Goal: Give only the number of lines in the records that include the string "tratta".

Exercise inputs:

┌────────

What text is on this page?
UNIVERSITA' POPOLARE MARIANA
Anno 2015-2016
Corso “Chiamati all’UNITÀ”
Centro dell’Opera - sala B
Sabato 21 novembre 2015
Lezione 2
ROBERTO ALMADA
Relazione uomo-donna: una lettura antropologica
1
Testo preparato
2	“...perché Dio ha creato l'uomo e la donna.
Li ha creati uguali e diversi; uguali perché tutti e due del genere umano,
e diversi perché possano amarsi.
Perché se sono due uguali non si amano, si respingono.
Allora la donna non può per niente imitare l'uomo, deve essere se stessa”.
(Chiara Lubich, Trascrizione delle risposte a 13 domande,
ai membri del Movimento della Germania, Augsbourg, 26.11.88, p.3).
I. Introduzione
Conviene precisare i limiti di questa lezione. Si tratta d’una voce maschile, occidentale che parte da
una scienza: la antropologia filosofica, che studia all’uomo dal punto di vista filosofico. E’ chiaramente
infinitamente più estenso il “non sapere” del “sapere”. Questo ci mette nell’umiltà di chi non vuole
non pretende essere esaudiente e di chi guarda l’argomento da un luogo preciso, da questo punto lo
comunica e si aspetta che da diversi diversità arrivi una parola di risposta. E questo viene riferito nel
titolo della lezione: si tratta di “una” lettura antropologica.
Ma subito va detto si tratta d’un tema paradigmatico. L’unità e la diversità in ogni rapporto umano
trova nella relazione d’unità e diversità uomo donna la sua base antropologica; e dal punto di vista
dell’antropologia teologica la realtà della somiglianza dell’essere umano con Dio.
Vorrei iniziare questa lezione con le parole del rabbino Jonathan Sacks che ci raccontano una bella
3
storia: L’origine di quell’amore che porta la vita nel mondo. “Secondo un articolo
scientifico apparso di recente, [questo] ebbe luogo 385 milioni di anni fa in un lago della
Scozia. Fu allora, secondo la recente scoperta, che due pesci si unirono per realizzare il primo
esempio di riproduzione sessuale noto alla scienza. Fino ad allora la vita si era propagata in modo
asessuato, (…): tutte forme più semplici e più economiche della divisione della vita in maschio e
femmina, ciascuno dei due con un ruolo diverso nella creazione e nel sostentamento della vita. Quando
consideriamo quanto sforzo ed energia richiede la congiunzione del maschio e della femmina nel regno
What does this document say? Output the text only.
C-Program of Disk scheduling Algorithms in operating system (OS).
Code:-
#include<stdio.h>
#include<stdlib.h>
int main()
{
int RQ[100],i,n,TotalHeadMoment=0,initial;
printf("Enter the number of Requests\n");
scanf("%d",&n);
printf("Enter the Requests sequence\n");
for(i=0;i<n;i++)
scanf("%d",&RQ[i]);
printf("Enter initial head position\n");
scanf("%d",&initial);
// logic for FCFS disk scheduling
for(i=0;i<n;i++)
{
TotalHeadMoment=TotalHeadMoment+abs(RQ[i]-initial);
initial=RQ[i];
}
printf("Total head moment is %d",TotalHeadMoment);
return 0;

└────────
┌────────

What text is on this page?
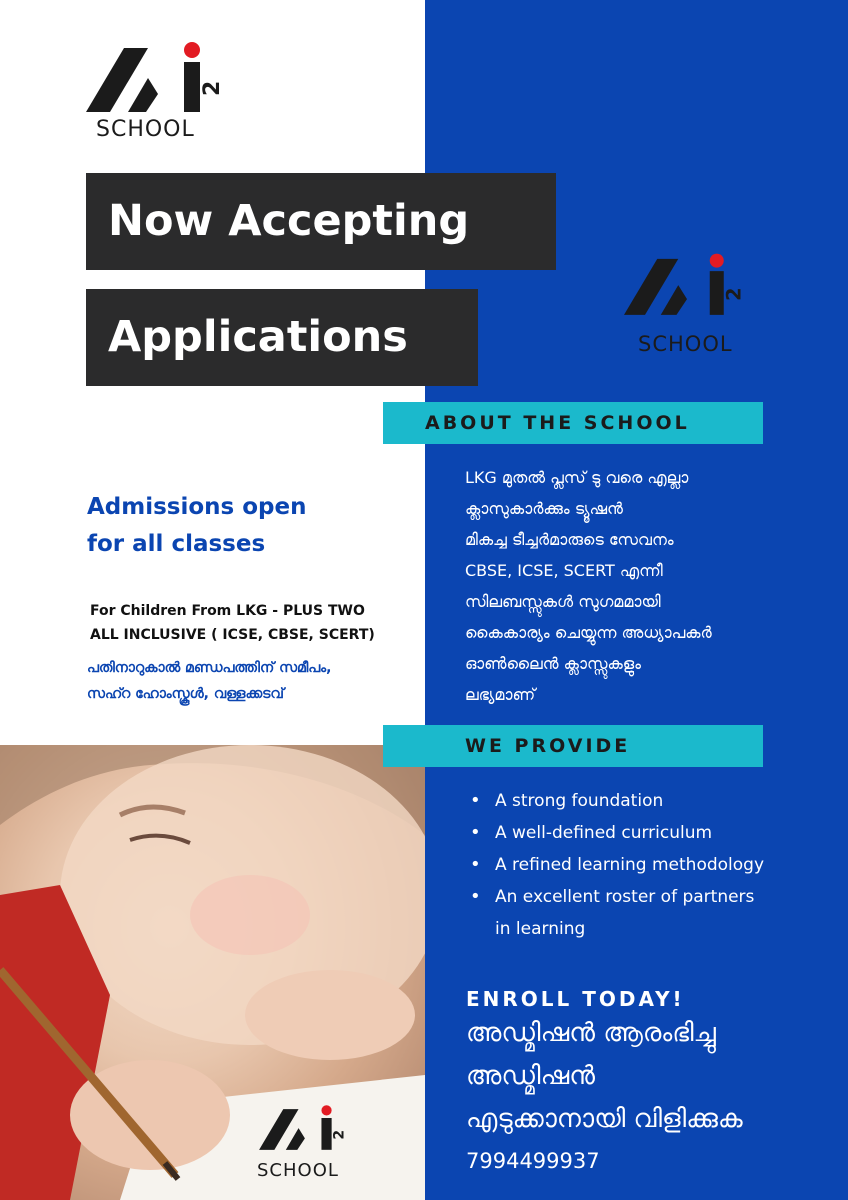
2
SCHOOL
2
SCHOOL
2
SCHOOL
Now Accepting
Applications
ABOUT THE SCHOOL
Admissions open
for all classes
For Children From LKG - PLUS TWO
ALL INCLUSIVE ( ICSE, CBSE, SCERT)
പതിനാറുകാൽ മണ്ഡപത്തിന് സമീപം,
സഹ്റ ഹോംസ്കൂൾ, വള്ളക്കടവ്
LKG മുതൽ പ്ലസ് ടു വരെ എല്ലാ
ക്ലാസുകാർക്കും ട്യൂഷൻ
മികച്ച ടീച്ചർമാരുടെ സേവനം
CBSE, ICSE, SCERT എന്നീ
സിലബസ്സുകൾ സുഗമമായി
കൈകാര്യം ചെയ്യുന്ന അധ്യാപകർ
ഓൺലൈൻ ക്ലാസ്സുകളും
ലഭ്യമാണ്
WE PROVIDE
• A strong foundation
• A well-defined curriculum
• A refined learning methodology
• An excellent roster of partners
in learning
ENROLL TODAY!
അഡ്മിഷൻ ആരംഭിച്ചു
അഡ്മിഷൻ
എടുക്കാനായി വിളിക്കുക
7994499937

└────────
┌────────

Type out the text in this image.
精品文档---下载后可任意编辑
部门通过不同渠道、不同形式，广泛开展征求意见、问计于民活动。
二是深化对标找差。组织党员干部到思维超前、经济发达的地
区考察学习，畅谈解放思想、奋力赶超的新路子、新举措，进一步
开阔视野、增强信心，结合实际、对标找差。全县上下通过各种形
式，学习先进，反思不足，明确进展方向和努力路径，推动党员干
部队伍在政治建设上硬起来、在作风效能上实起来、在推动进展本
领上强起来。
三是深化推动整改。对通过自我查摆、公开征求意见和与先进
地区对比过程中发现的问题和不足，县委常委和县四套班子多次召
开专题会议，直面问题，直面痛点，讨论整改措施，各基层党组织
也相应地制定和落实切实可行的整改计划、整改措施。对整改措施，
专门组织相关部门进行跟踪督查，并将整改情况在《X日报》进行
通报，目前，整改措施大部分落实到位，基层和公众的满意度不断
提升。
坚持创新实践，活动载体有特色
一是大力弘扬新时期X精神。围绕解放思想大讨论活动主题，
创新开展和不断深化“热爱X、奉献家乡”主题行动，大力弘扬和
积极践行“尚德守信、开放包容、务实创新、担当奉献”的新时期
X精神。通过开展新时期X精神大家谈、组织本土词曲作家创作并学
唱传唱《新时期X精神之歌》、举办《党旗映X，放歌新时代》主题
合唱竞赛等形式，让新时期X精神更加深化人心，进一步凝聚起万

└────────

Expected answer: 3